▶ _Exercise directions_:
Check each line of the records for "мира"; collect those that have it.

[Saved data entries]
--- BEGIN ---
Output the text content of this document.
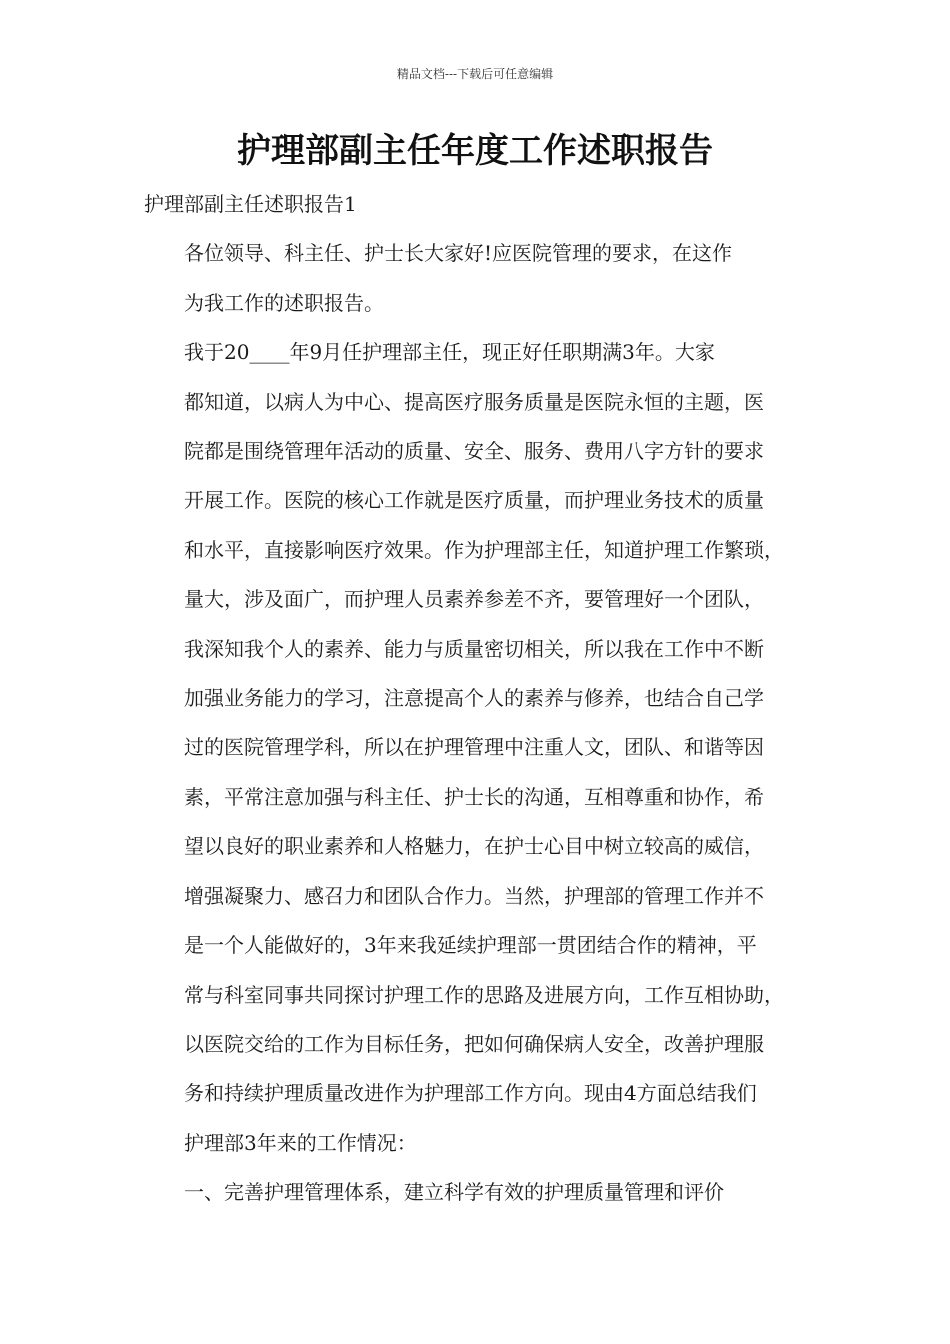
精品文档---下载后可任意编辑
护理部副主任年度工作述职报告

护理部副主任述职报告1

各位领导、科主任、护士长大家好!应医院管理的要求，在这作
为我工作的述职报告。

我于20____年9月任护理部主任，现正好任职期满3年。大家
都知道，以病人为中心、提高医疗服务质量是医院永恒的主题，医
院都是围绕管理年活动的质量、安全、服务、费用八字方针的要求
开展工作。医院的核心工作就是医疗质量，而护理业务技术的质量
和水平，直接影响医疗效果。作为护理部主任，知道护理工作繁琐，
量大，涉及面广，而护理人员素养参差不齐，要管理好一个团队，
我深知我个人的素养、能力与质量密切相关，所以我在工作中不断
加强业务能力的学习，注意提高个人的素养与修养，也结合自己学
过的医院管理学科，所以在护理管理中注重人文，团队、和谐等因
素，平常注意加强与科主任、护士长的沟通，互相尊重和协作，希
望以良好的职业素养和人格魅力，在护士心目中树立较高的威信，
增强凝聚力、感召力和团队合作力。当然，护理部的管理工作并不
是一个人能做好的，3年来我延续护理部一贯团结合作的精神，平
常与科室同事共同探讨护理工作的思路及进展方向，工作互相协助，
以医院交给的工作为目标任务，把如何确保病人安全，改善护理服
务和持续护理质量改进作为护理部工作方向。现由4方面总结我们
护理部3年来的工作情况：

一、完善护理管理体系，建立科学有效的护理质量管理和评价
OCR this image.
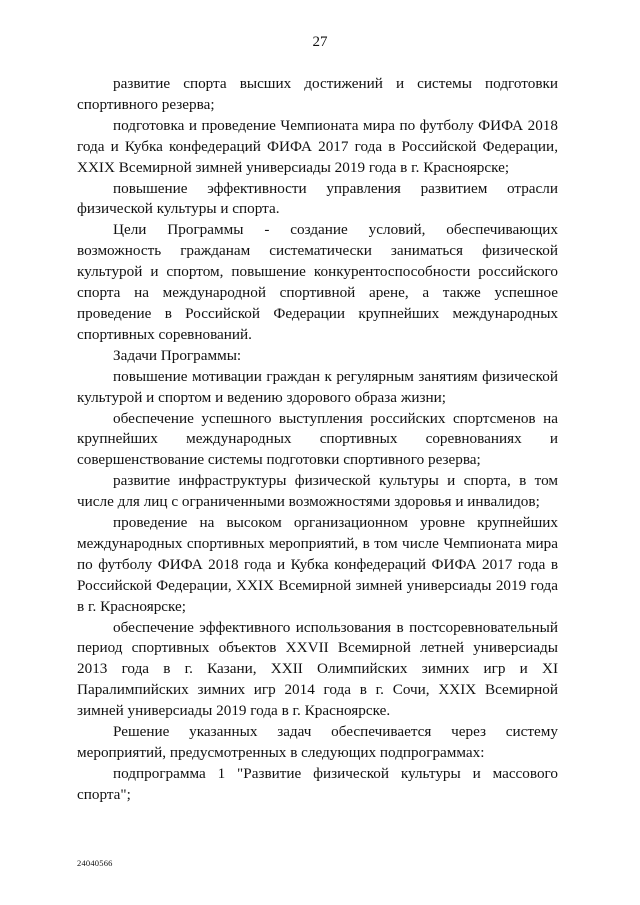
27

развитие спорта высших достижений и системы подготовки спортивного резерва;

подготовка и проведение Чемпионата мира по футболу ФИФА 2018 года и Кубка конфедераций ФИФА 2017 года в Российской Федерации, XXIX Всемирной зимней универсиады 2019 года в г. Красноярске;

повышение эффективности управления развитием отрасли физической культуры и спорта.

Цели Программы - создание условий, обеспечивающих возможность гражданам систематически заниматься физической культурой и спортом, повышение конкурентоспособности российского спорта на международной спортивной арене, а также успешное проведение в Российской Федерации крупнейших международных спортивных соревнований.

Задачи Программы:

повышение мотивации граждан к регулярным занятиям физической культурой и спортом и ведению здорового образа жизни;

обеспечение успешного выступления российских спортсменов на крупнейших международных спортивных соревнованиях и совершенствование системы подготовки спортивного резерва;

развитие инфраструктуры физической культуры и спорта, в том числе для лиц с ограниченными возможностями здоровья и инвалидов;

проведение на высоком организационном уровне крупнейших международных спортивных мероприятий, в том числе Чемпионата мира по футболу ФИФА 2018 года и Кубка конфедераций ФИФА 2017 года в Российской Федерации, XXIX Всемирной зимней универсиады 2019 года в г. Красноярске;

обеспечение эффективного использования в постсоревновательный период спортивных объектов XXVII Всемирной летней универсиады 2013 года в г. Казани, XXII Олимпийских зимних игр и XI Паралимпийских зимних игр 2014 года в г. Сочи, XXIX Всемирной зимней универсиады 2019 года в г. Красноярске.

Решение указанных задач обеспечивается через систему мероприятий, предусмотренных в следующих подпрограммах:

подпрограмма 1 "Развитие физической культуры и массового спорта";

24040566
--- END ---
▶ _Result for this exercise_:
подготовка и проведение Чемпионата мира по футболу ФИФА 2018 года и Кубка конфедераций ФИФА 2017 года в Российской Федерации, XXIX Всемирной зимней универсиады 2019 года в г. Красноярске;
проведение на высоком организационном уровне крупнейших международных спортивных мероприятий, в том числе Чемпионата мира по футболу ФИФА 2018 года и Кубка конфедераций ФИФА 2017 года в Российской Федерации, XXIX Всемирной зимней универсиады 2019 года в г. Красноярске;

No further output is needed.